● **Task requirements**:
When the word "diagnostic" shows up in a line of the data below, copy that whole line.
Segment Open
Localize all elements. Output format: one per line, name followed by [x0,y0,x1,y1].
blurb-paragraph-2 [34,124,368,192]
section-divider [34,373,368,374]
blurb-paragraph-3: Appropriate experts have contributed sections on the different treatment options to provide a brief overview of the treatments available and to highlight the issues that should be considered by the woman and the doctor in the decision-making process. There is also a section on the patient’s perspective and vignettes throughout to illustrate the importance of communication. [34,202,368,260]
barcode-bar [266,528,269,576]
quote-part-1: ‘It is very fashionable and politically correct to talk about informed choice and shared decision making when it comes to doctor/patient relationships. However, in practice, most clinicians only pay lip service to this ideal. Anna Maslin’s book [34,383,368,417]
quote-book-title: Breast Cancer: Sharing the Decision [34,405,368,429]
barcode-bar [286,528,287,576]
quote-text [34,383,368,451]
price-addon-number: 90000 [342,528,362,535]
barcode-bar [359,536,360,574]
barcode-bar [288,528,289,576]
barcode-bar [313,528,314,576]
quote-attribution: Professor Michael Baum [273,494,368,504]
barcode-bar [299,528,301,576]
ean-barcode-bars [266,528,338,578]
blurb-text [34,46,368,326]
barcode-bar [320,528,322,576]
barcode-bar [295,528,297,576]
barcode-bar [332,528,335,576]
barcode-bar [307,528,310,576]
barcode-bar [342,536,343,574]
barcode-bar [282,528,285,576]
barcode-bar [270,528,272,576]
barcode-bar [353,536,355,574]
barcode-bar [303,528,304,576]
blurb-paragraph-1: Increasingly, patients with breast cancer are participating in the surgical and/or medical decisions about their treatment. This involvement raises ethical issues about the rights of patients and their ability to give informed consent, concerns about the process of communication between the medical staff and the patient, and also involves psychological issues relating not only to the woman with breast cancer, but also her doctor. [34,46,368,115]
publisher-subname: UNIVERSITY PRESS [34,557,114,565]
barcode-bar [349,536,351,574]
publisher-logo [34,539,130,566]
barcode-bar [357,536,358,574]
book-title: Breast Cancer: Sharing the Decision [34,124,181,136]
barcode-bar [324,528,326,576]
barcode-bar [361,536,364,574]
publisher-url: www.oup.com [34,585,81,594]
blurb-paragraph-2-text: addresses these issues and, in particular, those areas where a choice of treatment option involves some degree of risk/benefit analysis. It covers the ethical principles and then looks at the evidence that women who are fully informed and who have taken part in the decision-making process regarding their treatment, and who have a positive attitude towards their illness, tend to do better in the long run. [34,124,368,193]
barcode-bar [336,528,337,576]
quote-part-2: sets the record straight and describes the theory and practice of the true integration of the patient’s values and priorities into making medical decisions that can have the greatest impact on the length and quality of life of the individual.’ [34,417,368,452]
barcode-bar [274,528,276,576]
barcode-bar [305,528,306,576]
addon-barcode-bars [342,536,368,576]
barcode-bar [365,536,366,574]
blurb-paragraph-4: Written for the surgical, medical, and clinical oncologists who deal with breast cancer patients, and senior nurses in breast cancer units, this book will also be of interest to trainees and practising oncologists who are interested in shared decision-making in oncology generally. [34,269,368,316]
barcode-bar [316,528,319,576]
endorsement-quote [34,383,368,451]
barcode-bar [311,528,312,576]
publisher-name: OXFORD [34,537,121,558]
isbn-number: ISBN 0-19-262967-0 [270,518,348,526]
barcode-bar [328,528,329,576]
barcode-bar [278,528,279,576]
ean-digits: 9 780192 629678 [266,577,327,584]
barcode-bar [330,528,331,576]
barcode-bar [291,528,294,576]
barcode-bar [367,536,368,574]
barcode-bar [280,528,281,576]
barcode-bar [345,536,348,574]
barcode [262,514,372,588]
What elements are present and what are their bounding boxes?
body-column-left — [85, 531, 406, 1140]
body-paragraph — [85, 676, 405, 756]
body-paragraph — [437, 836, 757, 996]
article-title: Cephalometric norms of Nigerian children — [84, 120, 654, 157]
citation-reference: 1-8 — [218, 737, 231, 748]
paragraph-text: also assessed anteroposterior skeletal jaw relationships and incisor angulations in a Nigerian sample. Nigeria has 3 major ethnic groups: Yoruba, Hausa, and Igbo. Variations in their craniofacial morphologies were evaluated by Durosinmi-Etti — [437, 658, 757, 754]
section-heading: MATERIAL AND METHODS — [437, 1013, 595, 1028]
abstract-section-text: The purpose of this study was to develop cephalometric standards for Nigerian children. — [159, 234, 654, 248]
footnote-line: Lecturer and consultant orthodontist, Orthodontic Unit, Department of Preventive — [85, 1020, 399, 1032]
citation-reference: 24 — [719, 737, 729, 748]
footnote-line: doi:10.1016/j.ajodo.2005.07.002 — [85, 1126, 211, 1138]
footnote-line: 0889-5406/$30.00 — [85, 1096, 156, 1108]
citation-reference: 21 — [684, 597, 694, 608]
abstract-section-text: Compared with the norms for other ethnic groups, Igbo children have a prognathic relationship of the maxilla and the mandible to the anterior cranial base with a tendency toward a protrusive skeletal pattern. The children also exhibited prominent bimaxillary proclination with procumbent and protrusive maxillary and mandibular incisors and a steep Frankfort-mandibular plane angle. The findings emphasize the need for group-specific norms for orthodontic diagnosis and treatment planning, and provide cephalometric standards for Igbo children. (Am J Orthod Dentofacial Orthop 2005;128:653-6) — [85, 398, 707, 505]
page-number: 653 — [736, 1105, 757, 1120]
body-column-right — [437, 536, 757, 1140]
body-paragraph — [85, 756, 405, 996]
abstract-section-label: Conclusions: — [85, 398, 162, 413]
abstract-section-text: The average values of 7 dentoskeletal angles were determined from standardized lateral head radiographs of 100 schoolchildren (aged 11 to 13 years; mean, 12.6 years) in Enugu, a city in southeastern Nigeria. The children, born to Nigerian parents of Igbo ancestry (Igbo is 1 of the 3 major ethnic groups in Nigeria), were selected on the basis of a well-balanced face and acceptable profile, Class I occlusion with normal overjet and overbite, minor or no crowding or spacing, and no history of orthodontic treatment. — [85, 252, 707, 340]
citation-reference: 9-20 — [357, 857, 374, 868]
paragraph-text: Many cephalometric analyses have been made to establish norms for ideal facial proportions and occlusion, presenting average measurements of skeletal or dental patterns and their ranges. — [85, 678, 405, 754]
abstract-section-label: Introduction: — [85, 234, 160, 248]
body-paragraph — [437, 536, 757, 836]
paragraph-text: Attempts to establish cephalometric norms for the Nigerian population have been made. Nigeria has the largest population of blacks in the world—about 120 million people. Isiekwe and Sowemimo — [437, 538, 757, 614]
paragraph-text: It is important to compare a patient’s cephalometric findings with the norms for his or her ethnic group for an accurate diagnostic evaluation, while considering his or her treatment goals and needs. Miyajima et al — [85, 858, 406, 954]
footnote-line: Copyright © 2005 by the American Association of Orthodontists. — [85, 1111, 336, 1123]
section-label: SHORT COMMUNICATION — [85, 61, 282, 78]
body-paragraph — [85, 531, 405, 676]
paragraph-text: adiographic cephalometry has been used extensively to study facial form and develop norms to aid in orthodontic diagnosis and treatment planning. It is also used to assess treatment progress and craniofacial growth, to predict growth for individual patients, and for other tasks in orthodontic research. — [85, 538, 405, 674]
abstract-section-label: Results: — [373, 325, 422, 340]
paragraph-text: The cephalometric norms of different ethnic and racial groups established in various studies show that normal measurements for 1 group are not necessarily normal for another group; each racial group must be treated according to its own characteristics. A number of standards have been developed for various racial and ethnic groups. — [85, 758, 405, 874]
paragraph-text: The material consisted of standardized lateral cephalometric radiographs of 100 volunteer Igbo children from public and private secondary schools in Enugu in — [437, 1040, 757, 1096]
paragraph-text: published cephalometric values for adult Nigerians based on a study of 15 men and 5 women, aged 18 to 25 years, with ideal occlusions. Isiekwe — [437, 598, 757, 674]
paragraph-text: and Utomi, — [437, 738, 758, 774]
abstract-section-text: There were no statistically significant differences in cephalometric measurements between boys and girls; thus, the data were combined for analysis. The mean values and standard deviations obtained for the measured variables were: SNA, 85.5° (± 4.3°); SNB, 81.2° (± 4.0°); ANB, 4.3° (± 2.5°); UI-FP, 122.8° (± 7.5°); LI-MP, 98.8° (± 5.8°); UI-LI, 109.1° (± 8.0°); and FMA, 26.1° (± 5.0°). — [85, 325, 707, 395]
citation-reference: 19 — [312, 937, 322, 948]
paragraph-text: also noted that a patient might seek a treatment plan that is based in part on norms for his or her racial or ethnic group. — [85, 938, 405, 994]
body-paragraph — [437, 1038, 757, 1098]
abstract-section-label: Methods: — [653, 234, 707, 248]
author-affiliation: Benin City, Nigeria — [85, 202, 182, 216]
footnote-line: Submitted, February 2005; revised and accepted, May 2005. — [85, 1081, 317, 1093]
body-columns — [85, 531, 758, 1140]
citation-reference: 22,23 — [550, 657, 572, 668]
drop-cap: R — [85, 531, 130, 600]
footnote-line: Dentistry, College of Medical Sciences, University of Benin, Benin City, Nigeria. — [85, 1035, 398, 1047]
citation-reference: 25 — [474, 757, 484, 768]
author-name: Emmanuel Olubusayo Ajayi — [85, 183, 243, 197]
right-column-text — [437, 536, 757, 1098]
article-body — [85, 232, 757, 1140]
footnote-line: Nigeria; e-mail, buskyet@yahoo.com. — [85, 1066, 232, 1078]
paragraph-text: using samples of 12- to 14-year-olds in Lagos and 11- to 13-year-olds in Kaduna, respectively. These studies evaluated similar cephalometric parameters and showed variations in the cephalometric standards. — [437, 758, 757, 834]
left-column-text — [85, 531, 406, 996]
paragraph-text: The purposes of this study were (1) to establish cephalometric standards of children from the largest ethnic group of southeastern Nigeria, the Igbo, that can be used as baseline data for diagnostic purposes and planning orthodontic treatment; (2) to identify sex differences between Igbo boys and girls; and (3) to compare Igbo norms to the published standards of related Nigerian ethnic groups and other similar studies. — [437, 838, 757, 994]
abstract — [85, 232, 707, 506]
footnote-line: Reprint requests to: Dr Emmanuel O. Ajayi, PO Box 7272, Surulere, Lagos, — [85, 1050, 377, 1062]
Segment Closed
● **Completed exercise**:
paragraph-text: It is important to compare a patient’s cephalometric findings with the norms for his or her ethnic group for an accurate diagnostic evaluation, while considering his or her treatment goals and needs. Miyajima et al — [85, 858, 406, 954]
paragraph-text: The purposes of this study were (1) to establish cephalometric standards of children from the largest ethnic group of southeastern Nigeria, the Igbo, that can be used as baseline data for diagnostic purposes and planning orthodontic treatment; (2) to identify sex differences between Igbo boys and girls; and (3) to compare Igbo norms to the published standards of related Nigerian ethnic groups and other similar studies. — [437, 838, 757, 994]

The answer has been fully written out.